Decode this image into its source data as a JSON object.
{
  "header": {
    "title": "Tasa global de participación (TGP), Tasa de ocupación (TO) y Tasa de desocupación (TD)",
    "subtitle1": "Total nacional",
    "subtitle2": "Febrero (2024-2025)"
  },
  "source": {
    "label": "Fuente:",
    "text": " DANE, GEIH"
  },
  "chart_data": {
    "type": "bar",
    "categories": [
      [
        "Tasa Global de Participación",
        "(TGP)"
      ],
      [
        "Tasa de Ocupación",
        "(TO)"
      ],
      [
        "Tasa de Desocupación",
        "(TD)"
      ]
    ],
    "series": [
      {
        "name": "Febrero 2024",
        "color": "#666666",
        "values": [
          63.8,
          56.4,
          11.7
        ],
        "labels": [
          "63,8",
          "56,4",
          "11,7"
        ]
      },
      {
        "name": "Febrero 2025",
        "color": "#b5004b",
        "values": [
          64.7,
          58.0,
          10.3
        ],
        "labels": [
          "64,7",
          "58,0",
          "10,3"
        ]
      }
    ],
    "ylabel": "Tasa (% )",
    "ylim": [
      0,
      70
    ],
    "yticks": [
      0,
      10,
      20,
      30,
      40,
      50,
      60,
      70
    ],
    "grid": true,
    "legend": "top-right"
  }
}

...

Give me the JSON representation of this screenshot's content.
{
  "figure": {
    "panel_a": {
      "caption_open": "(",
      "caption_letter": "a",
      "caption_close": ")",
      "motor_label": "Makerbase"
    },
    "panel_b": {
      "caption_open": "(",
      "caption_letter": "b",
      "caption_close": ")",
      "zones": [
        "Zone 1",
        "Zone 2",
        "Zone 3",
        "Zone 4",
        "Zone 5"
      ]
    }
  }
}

→ STATED PROBLEM
Filter the data for the string "source" and copy every line that has it.

→ SOLUTION TO THE EXERCISE
Decode this image into its source data as a JSON object.
  "source": {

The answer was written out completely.